• **WHAT THE EXERCISE ASKS**:
Find the line with "What's the underlying" in the data below. Repeat it and every line after it up to the end, exactly, but drop the pictures.

******

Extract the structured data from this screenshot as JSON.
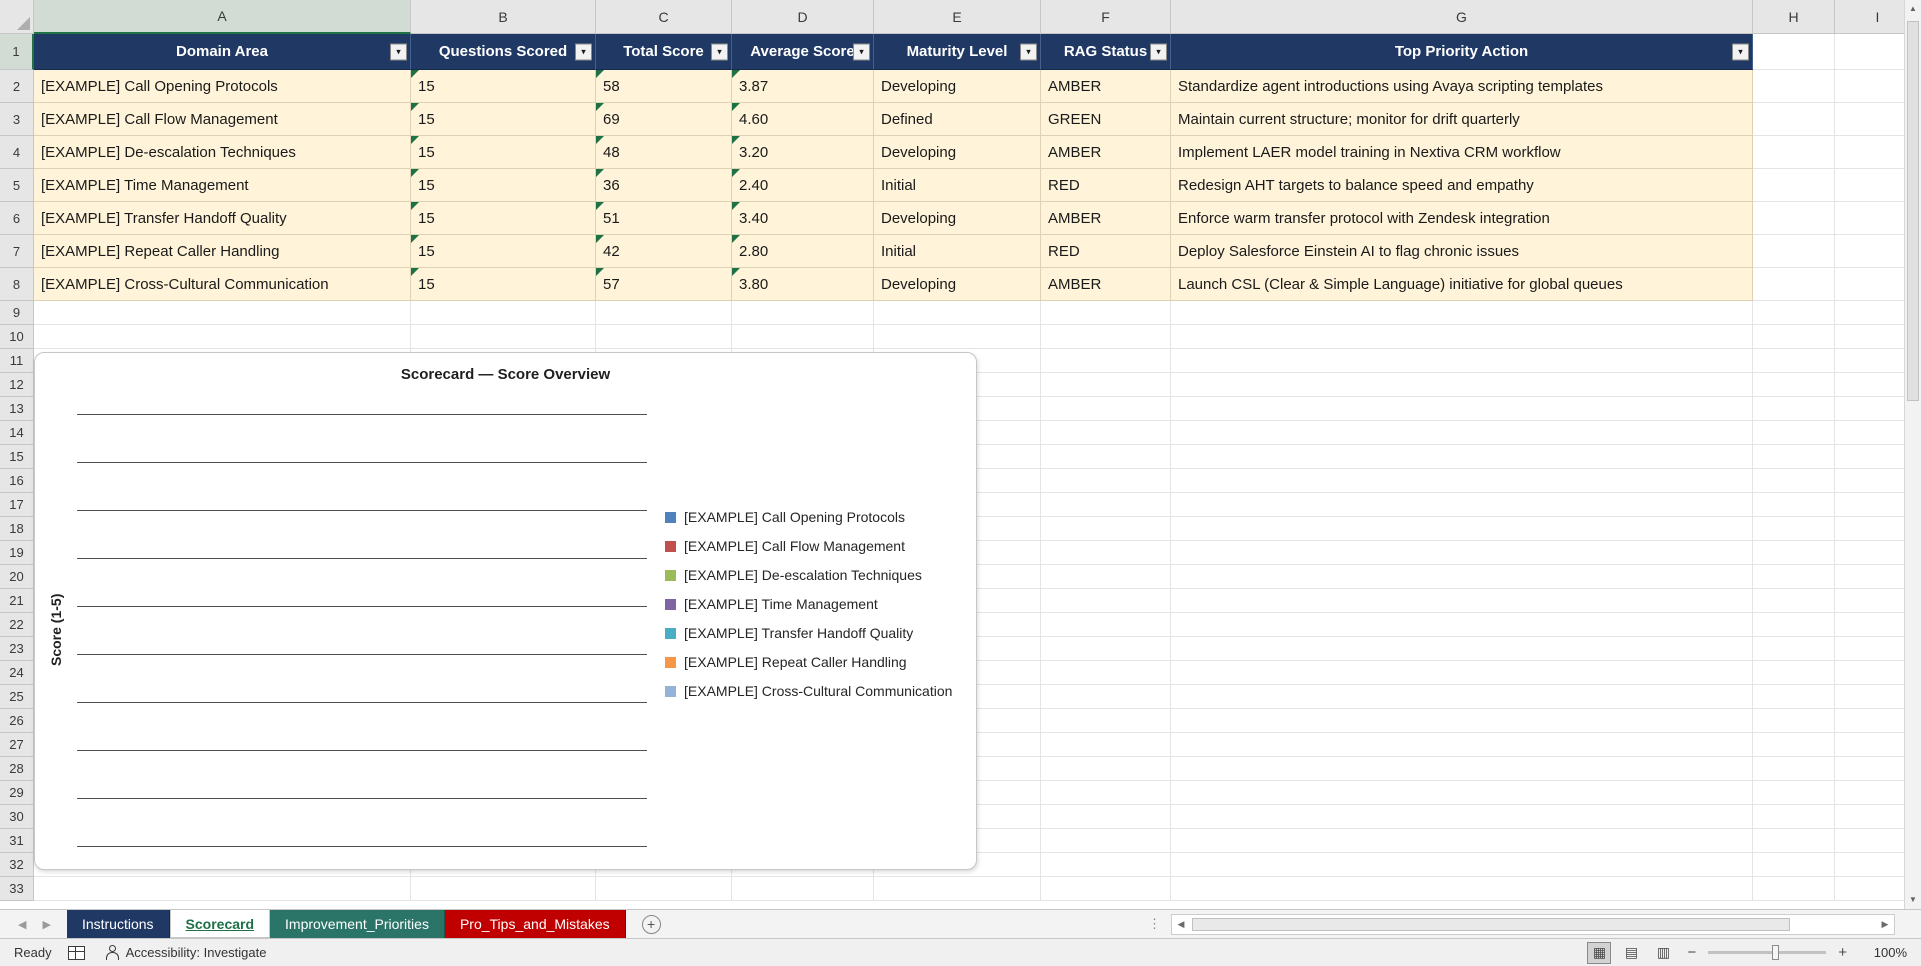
{
  "theme": {
    "header_bg": "#203864",
    "band_bg": "#FFF4D9",
    "accent_green": "#217346"
  },
  "grid": {
    "columns": [
      "A",
      "B",
      "C",
      "D",
      "E",
      "F",
      "G",
      "H",
      "I"
    ],
    "first_row": 1,
    "last_row": 33
  },
  "table": {
    "headers": [
      "Domain Area",
      "Questions Scored",
      "Total Score",
      "Average Score",
      "Maturity Level",
      "RAG Status",
      "Top Priority Action"
    ],
    "rows": [
      [
        "[EXAMPLE] Call Opening Protocols",
        "15",
        "58",
        "3.87",
        "Developing",
        "AMBER",
        "Standardize agent introductions using Avaya scripting templates"
      ],
      [
        "[EXAMPLE] Call Flow Management",
        "15",
        "69",
        "4.60",
        "Defined",
        "GREEN",
        "Maintain current structure; monitor for drift quarterly"
      ],
      [
        "[EXAMPLE] De-escalation Techniques",
        "15",
        "48",
        "3.20",
        "Developing",
        "AMBER",
        "Implement LAER model training in Nextiva CRM workflow"
      ],
      [
        "[EXAMPLE] Time Management",
        "15",
        "36",
        "2.40",
        "Initial",
        "RED",
        "Redesign AHT targets to balance speed and empathy"
      ],
      [
        "[EXAMPLE] Transfer Handoff Quality",
        "15",
        "51",
        "3.40",
        "Developing",
        "AMBER",
        "Enforce warm transfer protocol with Zendesk integration"
      ],
      [
        "[EXAMPLE] Repeat Caller Handling",
        "15",
        "42",
        "2.80",
        "Initial",
        "RED",
        "Deploy Salesforce Einstein AI to flag chronic issues"
      ],
      [
        "[EXAMPLE] Cross-Cultural Communication",
        "15",
        "57",
        "3.80",
        "Developing",
        "AMBER",
        "Launch CSL (Clear & Simple Language) initiative for global queues"
      ]
    ]
  },
  "chart": {
    "title": "Scorecard — Score Overview",
    "y_axis_label": "Score (1-5)",
    "gridline_count": 10,
    "legend": [
      {
        "label": "[EXAMPLE] Call Opening Protocols",
        "color": "#4F81BD"
      },
      {
        "label": "[EXAMPLE] Call Flow Management",
        "color": "#C0504D"
      },
      {
        "label": "[EXAMPLE] De-escalation Techniques",
        "color": "#9BBB59"
      },
      {
        "label": "[EXAMPLE] Time Management",
        "color": "#8064A2"
      },
      {
        "label": "[EXAMPLE] Transfer Handoff Quality",
        "color": "#4BACC6"
      },
      {
        "label": "[EXAMPLE] Repeat Caller Handling",
        "color": "#F79646"
      },
      {
        "label": "[EXAMPLE] Cross-Cultural Communication",
        "color": "#95B3D7"
      }
    ]
  },
  "tabs": [
    {
      "label": "Instructions",
      "color": "#1F3864",
      "text_color": "#FFFFFF",
      "active": false
    },
    {
      "label": "Scorecard",
      "color": "#FFFFFF",
      "text_color": "#1E7145",
      "active": true
    },
    {
      "label": "Improvement_Priorities",
      "color": "#2A7568",
      "text_color": "#FFFFFF",
      "active": false
    },
    {
      "label": "Pro_Tips_and_Mistakes",
      "color": "#C00000",
      "text_color": "#FFFFFF",
      "active": false
    }
  ],
  "status_bar": {
    "ready_label": "Ready",
    "accessibility_label": "Accessibility: Investigate",
    "zoom_level": "100%"
  }
}
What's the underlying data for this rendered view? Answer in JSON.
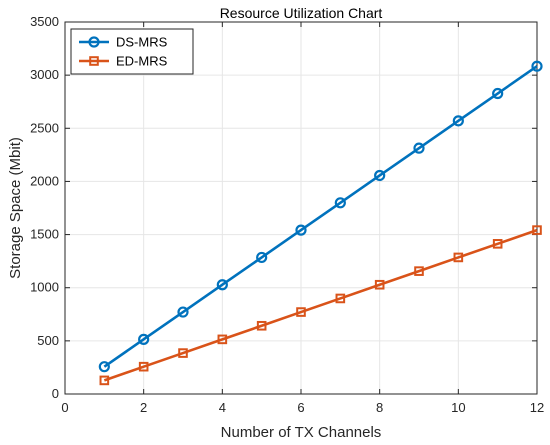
{
  "chart_data": {
    "type": "line",
    "title": "Resource Utilization Chart",
    "xlabel": "Number of TX Channels",
    "ylabel": "Storage Space (Mbit)",
    "xlim": [
      0,
      12
    ],
    "ylim": [
      0,
      3500
    ],
    "xticks": [
      0,
      2,
      4,
      6,
      8,
      10,
      12
    ],
    "yticks": [
      0,
      500,
      1000,
      1500,
      2000,
      2500,
      3000,
      3500
    ],
    "grid": true,
    "legend_position": "top-left",
    "x": [
      1,
      2,
      3,
      4,
      5,
      6,
      7,
      8,
      9,
      10,
      11,
      12
    ],
    "series": [
      {
        "name": "DS-MRS",
        "color": "#0072BD",
        "marker": "circle",
        "values": [
          257,
          514,
          771,
          1028,
          1285,
          1542,
          1799,
          2056,
          2313,
          2570,
          2827,
          3084
        ]
      },
      {
        "name": "ED-MRS",
        "color": "#D95319",
        "marker": "square",
        "values": [
          128,
          257,
          385,
          514,
          642,
          771,
          899,
          1028,
          1156,
          1285,
          1413,
          1542
        ]
      }
    ]
  }
}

******

• **SOLVED EXERCISE**:
What's the underlying data for this rendered view? Answer in JSON.
{
  "chart_data": {
    "type": "line",
    "title": "Resource Utilization Chart",
    "xlabel": "Number of TX Channels",
    "ylabel": "Storage Space (Mbit)",
    "xlim": [
      0,
      12
    ],
    "ylim": [
      0,
      3500
    ],
    "xticks": [
      0,
      2,
      4,
      6,
      8,
      10,
      12
    ],
    "yticks": [
      0,
      500,
      1000,
      1500,
      2000,
      2500,
      3000,
      3500
    ],
    "grid": true,
    "legend_position": "top-left",
    "x": [
      1,
      2,
      3,
      4,
      5,
      6,
      7,
      8,
      9,
      10,
      11,
      12
    ],
    "series": [
      {
        "name": "DS-MRS",
        "color": "#0072BD",
        "marker": "circle",
        "values": [
          257,
          514,
          771,
          1028,
          1285,
          1542,
          1799,
          2056,
          2313,
          2570,
          2827,
          3084
        ]
      },
      {
        "name": "ED-MRS",
        "color": "#D95319",
        "marker": "square",
        "values": [
          128,
          257,
          385,
          514,
          642,
          771,
          899,
          1028,
          1156,
          1285,
          1413,
          1542
        ]
      }
    ]
  }
}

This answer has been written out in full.